== YOUR GOAL ==
For the data below, work out how many lines include the string "example" and report only the number.

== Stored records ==
· · · ·

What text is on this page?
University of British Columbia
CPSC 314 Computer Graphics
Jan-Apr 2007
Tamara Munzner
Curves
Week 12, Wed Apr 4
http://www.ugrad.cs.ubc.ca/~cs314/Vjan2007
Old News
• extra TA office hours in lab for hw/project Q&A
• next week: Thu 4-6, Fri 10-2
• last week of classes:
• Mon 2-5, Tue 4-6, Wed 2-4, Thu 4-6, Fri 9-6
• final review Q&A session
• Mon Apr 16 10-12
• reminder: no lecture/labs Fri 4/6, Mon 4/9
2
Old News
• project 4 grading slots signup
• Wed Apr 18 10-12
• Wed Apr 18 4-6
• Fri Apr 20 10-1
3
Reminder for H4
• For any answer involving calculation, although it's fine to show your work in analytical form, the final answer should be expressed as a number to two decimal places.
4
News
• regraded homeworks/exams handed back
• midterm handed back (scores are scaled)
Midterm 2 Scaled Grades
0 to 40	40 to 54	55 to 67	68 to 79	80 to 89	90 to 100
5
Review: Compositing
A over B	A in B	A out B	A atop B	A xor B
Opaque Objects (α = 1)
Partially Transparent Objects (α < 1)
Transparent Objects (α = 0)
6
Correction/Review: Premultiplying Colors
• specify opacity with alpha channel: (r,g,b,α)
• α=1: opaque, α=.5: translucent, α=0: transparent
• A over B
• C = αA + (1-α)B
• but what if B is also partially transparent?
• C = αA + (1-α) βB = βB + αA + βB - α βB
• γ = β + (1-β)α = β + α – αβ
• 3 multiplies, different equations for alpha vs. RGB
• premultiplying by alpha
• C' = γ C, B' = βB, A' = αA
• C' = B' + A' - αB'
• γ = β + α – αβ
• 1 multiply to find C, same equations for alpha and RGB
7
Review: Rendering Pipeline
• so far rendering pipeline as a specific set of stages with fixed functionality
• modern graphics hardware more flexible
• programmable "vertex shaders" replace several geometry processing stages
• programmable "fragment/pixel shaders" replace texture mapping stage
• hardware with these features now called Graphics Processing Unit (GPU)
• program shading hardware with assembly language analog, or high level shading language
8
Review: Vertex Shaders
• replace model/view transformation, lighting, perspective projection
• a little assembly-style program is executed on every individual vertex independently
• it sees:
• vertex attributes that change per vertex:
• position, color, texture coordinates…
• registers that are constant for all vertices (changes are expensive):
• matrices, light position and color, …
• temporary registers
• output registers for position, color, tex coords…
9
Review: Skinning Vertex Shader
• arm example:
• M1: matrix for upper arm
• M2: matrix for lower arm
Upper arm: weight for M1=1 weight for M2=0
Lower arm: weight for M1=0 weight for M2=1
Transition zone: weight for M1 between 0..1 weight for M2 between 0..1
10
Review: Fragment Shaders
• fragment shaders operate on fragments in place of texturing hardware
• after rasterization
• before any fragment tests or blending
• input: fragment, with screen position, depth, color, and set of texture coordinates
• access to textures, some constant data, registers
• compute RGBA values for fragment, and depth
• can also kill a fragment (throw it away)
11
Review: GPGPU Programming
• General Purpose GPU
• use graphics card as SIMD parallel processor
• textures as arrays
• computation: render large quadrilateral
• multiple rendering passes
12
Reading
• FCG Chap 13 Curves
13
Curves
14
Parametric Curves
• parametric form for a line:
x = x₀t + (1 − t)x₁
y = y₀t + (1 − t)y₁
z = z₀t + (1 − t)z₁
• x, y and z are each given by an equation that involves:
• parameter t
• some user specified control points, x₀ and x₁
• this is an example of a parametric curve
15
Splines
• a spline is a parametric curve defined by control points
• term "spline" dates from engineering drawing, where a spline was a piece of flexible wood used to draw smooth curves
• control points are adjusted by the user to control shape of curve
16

· · · ·

== SOLUTION TO THE PROBLEM ==
2